WHAT THIS TASK INVOLVES: Look for the line containing "What does this" in the listing below. Retype that line and every subsequent line through the last one, and only those.

------------------------------------------------------------------------

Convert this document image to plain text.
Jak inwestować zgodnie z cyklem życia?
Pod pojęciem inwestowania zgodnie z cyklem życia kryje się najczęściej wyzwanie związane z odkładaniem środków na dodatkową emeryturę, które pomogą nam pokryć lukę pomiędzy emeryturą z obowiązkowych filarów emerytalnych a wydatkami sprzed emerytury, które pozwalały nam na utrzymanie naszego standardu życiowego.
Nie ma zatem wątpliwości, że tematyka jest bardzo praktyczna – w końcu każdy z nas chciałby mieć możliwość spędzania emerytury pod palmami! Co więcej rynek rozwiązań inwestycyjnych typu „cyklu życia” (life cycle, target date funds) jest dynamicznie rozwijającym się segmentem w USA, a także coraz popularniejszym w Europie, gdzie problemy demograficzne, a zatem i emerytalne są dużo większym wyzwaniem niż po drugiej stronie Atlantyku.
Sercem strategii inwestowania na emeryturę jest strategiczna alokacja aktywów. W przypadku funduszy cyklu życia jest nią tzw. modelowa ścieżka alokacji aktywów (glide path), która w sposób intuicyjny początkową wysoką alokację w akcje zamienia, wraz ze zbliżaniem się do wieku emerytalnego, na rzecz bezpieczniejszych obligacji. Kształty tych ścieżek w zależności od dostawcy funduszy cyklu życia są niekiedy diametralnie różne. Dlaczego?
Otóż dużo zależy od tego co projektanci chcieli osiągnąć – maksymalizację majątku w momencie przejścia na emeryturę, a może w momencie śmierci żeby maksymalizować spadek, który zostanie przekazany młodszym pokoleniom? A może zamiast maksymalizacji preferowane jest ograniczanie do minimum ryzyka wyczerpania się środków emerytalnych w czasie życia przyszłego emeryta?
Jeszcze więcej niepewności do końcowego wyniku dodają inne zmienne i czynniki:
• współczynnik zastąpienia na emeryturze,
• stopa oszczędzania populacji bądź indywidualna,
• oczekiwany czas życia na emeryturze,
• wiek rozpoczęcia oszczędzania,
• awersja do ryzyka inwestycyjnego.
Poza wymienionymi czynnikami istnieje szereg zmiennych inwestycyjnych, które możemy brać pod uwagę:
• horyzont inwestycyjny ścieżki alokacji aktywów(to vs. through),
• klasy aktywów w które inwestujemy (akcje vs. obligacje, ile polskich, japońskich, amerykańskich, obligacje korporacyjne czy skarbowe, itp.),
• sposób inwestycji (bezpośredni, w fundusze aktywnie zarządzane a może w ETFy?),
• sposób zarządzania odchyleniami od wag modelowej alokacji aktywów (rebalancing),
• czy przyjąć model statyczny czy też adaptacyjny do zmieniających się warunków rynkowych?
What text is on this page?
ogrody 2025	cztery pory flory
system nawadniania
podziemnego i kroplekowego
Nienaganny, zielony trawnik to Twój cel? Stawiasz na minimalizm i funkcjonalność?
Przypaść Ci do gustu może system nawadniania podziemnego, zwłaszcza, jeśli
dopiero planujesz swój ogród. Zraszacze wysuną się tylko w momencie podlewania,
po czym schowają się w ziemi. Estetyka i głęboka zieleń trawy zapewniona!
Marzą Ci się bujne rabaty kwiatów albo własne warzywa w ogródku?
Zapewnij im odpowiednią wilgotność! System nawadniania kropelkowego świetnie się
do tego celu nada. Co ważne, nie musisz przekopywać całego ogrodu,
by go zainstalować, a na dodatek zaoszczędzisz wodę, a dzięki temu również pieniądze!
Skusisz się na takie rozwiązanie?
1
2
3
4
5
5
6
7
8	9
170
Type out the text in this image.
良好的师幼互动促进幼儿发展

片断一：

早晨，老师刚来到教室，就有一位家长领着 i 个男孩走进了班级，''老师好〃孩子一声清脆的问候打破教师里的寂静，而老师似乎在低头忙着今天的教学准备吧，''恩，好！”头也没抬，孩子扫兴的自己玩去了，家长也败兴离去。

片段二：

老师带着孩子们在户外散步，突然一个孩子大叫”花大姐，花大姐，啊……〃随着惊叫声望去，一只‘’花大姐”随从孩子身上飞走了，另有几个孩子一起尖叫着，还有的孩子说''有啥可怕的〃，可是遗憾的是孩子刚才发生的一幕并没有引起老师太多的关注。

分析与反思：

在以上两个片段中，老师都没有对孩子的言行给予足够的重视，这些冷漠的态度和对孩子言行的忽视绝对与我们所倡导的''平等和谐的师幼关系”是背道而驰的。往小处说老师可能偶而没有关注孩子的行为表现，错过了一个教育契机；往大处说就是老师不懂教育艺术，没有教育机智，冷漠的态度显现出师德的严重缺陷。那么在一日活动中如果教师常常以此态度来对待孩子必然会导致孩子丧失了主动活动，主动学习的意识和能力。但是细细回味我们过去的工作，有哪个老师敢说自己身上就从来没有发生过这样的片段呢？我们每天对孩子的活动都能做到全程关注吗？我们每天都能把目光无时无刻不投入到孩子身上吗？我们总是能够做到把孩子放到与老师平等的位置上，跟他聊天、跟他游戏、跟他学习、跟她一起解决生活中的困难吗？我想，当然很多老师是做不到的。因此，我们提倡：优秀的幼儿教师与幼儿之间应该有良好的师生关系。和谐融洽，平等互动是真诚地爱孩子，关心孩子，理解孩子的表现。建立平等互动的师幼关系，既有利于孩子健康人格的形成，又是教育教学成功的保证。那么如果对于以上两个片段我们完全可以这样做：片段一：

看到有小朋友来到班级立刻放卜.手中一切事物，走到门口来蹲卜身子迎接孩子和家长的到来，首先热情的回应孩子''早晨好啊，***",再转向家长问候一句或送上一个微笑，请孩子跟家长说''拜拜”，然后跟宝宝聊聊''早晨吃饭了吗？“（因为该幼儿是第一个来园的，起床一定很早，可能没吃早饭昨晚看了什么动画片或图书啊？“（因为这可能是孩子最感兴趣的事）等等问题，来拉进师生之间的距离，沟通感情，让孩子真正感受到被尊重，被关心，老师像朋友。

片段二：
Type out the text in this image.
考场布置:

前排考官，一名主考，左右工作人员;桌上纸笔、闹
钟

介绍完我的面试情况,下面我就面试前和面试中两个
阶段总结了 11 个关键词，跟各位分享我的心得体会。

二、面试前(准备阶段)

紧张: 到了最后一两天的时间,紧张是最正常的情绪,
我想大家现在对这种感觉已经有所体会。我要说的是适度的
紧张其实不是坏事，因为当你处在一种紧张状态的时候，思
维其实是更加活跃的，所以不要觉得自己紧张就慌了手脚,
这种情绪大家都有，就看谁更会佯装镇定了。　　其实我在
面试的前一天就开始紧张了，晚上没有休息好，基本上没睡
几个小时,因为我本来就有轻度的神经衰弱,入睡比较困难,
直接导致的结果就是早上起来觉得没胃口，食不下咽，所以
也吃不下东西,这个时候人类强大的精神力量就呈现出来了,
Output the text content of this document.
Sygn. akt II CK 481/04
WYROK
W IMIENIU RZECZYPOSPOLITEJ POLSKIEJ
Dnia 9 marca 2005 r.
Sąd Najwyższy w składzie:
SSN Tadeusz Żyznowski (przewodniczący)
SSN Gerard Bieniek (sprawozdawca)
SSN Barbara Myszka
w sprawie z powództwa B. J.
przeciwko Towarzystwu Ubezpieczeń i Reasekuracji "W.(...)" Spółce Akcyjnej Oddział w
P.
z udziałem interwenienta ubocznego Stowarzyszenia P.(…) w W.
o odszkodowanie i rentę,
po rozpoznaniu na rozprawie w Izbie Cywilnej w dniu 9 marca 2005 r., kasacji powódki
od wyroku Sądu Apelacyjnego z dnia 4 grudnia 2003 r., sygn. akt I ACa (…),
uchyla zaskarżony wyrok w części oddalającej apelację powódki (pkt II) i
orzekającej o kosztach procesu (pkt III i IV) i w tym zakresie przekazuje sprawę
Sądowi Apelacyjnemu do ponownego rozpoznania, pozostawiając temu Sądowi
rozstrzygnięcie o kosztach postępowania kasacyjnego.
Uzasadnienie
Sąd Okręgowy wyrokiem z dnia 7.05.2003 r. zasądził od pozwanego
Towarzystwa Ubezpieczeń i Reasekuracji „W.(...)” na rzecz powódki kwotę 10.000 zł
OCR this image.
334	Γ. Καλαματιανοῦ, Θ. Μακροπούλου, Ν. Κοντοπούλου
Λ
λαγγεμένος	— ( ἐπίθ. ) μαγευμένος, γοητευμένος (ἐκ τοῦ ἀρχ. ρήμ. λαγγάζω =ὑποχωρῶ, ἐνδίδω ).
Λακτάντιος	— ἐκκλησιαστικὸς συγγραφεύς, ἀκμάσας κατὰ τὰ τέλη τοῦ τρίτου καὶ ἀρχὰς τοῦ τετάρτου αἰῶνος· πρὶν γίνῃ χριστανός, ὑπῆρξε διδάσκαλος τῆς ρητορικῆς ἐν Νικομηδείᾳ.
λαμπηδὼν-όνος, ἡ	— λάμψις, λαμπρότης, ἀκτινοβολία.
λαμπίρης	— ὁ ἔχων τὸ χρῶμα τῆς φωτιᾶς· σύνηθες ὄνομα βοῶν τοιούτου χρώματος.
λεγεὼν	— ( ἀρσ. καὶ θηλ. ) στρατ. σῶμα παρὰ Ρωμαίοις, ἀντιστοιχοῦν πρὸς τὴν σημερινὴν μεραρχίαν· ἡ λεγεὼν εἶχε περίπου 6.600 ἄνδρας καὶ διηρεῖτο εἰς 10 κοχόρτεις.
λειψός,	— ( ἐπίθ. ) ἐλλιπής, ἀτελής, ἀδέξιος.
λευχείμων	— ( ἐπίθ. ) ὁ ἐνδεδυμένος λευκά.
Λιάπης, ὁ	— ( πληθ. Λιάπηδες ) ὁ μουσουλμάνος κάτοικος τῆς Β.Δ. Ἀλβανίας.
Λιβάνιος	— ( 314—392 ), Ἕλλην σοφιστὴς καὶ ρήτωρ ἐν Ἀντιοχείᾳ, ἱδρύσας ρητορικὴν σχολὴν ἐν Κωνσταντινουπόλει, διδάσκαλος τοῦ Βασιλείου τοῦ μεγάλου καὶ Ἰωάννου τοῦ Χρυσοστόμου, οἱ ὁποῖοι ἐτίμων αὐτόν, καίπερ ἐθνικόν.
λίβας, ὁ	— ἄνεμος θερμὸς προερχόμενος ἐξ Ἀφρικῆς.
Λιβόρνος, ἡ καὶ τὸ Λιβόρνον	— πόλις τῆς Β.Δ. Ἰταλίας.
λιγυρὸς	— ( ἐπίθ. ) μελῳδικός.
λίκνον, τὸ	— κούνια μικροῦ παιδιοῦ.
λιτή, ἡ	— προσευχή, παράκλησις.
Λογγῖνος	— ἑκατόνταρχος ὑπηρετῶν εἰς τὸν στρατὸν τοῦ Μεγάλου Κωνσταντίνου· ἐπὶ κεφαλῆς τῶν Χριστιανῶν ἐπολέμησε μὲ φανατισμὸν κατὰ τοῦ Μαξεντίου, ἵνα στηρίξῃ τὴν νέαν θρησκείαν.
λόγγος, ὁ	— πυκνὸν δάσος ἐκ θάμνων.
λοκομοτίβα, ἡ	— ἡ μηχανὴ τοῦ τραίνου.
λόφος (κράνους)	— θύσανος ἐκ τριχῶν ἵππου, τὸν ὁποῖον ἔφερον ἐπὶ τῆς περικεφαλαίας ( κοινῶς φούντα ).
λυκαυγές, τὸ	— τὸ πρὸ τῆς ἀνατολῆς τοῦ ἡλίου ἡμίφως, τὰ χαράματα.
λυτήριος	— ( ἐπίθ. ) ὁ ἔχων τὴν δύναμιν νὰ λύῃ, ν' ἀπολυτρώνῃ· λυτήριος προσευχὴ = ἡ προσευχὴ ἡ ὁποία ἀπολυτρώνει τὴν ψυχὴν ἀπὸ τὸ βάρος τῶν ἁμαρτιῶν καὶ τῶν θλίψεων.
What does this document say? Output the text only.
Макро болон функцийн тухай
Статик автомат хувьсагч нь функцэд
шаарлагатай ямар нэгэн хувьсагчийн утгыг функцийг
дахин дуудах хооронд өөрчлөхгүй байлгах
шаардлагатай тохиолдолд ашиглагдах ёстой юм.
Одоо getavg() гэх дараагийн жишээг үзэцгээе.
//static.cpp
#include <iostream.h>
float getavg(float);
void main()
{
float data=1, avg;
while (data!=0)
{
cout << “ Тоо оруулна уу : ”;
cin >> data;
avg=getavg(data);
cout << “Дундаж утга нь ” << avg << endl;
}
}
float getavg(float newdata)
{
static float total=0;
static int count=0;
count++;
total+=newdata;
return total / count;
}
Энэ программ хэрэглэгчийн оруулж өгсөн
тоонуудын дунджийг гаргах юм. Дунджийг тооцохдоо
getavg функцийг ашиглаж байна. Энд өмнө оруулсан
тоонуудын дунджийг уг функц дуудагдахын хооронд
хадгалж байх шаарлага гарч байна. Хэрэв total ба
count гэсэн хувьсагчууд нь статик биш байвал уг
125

------------------------------------------------------------------------

RESULT OF THIS EXERCISE:
What does this document say? Output the text only.
Макро болон функцийн тухай
Статик автомат хувьсагч нь функцэд
шаарлагатай ямар нэгэн хувьсагчийн утгыг функцийг
дахин дуудах хооронд өөрчлөхгүй байлгах
шаардлагатай тохиолдолд ашиглагдах ёстой юм.
Одоо getavg() гэх дараагийн жишээг үзэцгээе.
//static.cpp
#include <iostream.h>
float getavg(float);
void main()
{
float data=1, avg;
while (data!=0)
{
cout << “ Тоо оруулна уу : ”;
cin >> data;
avg=getavg(data);
cout << “Дундаж утга нь ” << avg << endl;
}
}
float getavg(float newdata)
{
static float total=0;
static int count=0;
count++;
total+=newdata;
return total / count;
}
Энэ программ хэрэглэгчийн оруулж өгсөн
тоонуудын дунджийг гаргах юм. Дунджийг тооцохдоо
getavg функцийг ашиглаж байна. Энд өмнө оруулсан
тоонуудын дунджийг уг функц дуудагдахын хооронд
хадгалж байх шаарлага гарч байна. Хэрэв total ба
count гэсэн хувьсагчууд нь статик биш байвал уг
125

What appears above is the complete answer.